**Required work:**
Find all lines in the records that include the word "vaaran", and copy them out.

**Dataset entries:**

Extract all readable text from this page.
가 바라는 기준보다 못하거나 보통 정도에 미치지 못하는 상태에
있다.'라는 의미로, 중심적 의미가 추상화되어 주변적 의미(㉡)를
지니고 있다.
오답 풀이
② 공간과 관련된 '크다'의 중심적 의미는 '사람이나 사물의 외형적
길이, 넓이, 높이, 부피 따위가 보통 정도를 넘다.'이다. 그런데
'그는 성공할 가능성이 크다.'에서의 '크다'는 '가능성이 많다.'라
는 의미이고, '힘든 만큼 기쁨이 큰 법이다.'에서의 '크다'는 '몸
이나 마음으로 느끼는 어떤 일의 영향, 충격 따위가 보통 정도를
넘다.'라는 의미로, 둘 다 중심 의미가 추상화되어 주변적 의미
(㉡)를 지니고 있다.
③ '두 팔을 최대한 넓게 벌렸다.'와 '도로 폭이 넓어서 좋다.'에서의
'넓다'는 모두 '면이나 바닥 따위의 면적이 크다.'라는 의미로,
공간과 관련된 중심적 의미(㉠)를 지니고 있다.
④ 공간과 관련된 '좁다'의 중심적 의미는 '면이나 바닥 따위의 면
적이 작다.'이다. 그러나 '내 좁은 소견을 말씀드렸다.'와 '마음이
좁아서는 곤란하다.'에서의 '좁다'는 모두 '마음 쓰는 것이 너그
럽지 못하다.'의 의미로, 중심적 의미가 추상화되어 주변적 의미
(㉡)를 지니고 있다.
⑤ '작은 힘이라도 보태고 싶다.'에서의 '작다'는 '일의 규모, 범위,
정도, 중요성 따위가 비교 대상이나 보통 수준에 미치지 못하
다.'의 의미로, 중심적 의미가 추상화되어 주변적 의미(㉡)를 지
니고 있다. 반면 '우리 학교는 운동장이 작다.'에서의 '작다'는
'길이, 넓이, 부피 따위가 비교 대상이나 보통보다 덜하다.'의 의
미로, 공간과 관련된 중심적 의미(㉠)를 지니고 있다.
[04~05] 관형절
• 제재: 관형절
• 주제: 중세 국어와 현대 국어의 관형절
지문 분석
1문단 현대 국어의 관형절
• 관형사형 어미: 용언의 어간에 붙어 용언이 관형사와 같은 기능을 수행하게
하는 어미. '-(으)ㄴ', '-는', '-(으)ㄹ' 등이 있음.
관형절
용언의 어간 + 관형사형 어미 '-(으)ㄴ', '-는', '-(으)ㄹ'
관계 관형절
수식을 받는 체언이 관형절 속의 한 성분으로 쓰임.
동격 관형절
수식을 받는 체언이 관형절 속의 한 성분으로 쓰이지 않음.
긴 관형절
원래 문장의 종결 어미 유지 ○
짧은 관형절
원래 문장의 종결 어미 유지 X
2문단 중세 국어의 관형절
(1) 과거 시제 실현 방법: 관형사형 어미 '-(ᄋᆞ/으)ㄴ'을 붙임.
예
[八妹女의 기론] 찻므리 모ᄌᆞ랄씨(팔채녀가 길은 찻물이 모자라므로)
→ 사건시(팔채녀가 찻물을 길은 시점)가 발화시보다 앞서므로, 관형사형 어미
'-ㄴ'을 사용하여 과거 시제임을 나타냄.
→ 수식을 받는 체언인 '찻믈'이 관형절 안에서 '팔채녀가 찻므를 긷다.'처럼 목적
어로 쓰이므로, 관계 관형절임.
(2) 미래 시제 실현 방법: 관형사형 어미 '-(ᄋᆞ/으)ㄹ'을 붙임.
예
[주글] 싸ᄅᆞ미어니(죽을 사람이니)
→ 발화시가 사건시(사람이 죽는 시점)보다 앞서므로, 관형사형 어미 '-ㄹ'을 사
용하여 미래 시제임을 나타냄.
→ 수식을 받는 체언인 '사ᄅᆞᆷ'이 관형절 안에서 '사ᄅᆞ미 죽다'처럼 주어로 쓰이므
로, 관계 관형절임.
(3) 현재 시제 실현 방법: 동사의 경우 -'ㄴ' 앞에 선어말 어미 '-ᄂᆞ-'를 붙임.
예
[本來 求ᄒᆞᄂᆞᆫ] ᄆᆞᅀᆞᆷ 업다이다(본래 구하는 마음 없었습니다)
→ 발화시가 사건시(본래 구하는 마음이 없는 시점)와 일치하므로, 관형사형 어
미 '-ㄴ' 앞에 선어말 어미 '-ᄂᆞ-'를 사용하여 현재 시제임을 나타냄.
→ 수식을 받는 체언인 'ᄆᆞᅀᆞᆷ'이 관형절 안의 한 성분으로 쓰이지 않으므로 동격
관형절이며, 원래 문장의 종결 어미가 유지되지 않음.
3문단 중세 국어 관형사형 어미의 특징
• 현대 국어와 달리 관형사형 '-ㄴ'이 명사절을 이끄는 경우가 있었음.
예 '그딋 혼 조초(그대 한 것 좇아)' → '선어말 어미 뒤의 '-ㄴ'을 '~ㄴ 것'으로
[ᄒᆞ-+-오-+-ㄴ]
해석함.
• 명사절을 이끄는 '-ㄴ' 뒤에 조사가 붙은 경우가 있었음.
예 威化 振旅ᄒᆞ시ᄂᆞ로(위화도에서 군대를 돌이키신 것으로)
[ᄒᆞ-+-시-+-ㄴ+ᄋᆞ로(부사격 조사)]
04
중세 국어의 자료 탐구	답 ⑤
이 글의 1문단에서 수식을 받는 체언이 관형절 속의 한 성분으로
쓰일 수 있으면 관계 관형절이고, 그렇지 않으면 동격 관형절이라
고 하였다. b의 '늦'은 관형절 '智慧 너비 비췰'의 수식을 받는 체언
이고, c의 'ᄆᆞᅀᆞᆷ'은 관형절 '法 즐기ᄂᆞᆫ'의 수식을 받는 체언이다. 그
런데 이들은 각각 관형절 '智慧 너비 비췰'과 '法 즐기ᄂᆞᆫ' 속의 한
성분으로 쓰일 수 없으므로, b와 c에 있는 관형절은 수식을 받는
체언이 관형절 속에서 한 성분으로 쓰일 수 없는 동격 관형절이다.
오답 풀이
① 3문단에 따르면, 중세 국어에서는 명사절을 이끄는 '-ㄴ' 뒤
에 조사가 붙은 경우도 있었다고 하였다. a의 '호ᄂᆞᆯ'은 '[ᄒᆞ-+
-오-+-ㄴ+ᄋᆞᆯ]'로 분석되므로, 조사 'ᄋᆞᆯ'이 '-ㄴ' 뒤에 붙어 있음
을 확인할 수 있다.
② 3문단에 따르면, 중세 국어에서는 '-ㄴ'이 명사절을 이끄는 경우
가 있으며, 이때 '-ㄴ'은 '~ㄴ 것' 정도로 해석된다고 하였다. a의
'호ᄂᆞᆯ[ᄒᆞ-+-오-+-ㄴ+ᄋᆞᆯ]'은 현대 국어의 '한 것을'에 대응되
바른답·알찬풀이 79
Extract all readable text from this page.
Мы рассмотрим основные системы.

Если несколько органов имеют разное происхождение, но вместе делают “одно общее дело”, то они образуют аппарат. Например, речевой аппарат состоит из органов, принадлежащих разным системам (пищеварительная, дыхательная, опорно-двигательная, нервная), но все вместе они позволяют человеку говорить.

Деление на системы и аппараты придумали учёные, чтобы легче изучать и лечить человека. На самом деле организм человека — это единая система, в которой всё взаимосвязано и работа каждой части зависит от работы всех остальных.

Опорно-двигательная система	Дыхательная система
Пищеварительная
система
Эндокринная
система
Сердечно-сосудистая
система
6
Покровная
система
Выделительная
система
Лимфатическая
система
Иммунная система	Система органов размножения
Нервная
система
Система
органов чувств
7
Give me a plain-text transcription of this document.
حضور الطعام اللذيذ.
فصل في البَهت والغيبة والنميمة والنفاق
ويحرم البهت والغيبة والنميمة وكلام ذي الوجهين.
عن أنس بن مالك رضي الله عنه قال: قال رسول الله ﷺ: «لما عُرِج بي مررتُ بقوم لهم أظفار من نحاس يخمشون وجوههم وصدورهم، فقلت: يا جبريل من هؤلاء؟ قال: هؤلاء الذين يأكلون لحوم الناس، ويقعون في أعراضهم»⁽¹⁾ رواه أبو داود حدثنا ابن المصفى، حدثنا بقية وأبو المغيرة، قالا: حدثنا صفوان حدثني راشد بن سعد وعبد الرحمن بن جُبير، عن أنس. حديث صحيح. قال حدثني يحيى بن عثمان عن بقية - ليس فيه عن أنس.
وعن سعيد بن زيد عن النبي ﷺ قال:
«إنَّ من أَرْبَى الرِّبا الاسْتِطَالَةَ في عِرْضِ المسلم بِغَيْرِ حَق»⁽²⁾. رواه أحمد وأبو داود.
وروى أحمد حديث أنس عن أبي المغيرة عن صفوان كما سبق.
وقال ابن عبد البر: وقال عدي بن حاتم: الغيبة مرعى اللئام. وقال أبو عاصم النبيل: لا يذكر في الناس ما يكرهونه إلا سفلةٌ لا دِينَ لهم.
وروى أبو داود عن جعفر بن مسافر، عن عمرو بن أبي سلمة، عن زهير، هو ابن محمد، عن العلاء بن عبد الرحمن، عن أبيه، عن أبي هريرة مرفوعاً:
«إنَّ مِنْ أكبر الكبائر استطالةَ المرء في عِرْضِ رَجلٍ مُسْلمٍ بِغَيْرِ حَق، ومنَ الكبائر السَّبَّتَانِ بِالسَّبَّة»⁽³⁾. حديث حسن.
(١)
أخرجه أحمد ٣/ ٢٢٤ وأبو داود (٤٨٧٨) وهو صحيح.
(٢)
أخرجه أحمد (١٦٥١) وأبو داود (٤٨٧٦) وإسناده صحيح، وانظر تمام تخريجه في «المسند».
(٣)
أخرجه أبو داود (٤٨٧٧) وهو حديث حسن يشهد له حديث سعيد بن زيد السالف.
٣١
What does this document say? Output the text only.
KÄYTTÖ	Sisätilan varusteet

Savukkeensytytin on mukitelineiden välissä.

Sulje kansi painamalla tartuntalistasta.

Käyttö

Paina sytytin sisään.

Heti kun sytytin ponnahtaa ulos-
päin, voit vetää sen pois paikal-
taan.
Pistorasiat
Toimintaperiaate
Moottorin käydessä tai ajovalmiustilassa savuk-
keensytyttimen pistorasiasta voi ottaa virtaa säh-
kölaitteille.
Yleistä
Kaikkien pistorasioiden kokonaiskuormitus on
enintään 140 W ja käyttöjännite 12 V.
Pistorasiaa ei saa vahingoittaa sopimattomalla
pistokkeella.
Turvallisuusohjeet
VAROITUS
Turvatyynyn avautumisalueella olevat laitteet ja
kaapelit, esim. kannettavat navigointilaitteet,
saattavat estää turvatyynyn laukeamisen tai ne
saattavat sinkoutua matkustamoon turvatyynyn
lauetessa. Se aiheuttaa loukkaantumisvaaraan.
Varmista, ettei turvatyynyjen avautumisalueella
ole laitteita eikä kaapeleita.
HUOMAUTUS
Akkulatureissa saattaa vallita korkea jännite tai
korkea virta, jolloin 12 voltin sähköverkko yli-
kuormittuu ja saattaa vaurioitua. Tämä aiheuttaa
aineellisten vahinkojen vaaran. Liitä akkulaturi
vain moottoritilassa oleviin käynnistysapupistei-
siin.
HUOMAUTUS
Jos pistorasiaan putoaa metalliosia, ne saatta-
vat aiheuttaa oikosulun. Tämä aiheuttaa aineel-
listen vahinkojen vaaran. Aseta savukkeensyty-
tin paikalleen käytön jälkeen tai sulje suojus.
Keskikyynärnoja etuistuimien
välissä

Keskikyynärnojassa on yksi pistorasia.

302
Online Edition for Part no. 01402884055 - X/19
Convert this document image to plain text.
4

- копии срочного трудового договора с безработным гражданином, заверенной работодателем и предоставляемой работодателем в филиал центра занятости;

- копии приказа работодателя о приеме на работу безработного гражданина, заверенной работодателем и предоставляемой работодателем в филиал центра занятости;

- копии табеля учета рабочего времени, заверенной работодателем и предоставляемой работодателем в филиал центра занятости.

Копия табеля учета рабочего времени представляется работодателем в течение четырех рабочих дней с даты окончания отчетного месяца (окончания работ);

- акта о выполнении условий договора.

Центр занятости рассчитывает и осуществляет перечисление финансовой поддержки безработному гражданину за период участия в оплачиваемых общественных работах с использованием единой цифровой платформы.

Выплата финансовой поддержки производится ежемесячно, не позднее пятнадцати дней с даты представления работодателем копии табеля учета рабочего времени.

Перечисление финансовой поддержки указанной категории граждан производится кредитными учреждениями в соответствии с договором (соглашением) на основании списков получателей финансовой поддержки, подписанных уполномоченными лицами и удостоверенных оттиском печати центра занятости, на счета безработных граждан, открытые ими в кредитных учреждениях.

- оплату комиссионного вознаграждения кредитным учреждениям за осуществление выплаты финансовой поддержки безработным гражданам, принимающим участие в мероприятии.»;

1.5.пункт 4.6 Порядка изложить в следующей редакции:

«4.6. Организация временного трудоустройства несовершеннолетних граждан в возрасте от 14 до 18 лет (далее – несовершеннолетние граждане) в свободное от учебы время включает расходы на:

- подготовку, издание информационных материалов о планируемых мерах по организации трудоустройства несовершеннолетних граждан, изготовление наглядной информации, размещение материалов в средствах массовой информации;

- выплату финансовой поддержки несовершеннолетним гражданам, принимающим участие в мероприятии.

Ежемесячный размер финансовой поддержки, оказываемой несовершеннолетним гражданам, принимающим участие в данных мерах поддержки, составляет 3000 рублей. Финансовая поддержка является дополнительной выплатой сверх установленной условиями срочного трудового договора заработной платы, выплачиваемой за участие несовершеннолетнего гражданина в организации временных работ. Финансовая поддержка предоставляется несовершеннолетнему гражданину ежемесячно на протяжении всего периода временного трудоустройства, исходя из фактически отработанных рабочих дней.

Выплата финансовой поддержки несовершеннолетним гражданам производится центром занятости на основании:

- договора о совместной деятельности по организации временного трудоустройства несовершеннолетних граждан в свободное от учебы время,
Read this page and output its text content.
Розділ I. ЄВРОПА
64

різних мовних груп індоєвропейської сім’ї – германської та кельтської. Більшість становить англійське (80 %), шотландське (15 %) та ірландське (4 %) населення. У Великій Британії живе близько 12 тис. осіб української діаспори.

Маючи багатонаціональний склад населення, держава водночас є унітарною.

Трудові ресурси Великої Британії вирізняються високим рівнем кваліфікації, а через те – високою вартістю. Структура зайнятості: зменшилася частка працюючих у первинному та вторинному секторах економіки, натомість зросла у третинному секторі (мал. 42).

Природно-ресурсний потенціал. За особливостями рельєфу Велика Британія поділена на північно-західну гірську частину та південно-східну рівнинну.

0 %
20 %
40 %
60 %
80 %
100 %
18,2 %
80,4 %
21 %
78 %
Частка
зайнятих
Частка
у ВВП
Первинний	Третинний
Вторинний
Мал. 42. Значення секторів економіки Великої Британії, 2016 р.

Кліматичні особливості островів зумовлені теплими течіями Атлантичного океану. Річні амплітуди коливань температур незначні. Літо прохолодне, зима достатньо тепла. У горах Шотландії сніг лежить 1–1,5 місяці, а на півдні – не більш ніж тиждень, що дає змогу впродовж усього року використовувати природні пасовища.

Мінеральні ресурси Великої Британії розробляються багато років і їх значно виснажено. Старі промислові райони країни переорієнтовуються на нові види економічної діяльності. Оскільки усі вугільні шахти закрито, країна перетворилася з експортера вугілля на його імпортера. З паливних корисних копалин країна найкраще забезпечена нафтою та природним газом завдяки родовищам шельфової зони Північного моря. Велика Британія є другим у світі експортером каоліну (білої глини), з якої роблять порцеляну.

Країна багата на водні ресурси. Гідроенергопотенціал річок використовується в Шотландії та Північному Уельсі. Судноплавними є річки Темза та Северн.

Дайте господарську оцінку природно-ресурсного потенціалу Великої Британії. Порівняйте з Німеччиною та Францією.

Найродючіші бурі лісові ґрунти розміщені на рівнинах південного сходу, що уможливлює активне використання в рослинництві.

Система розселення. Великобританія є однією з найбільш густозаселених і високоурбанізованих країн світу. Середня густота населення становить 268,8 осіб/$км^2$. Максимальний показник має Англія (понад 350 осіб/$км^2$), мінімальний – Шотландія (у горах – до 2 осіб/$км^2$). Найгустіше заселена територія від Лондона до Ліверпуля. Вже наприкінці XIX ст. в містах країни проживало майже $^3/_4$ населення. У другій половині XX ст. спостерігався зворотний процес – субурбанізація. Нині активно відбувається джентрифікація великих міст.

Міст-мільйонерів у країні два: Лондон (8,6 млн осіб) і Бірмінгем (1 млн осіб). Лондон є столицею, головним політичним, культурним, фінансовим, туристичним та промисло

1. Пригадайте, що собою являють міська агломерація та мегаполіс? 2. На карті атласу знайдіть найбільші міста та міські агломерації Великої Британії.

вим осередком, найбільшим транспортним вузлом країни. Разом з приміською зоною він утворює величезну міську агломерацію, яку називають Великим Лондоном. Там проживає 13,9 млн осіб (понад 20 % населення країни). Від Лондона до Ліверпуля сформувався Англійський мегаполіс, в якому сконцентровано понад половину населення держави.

**Written response:**
aineellisten vahinkojen vaaran. Liitä akkulaturi
listen vahinkojen vaaran. Aseta savukkeensyty-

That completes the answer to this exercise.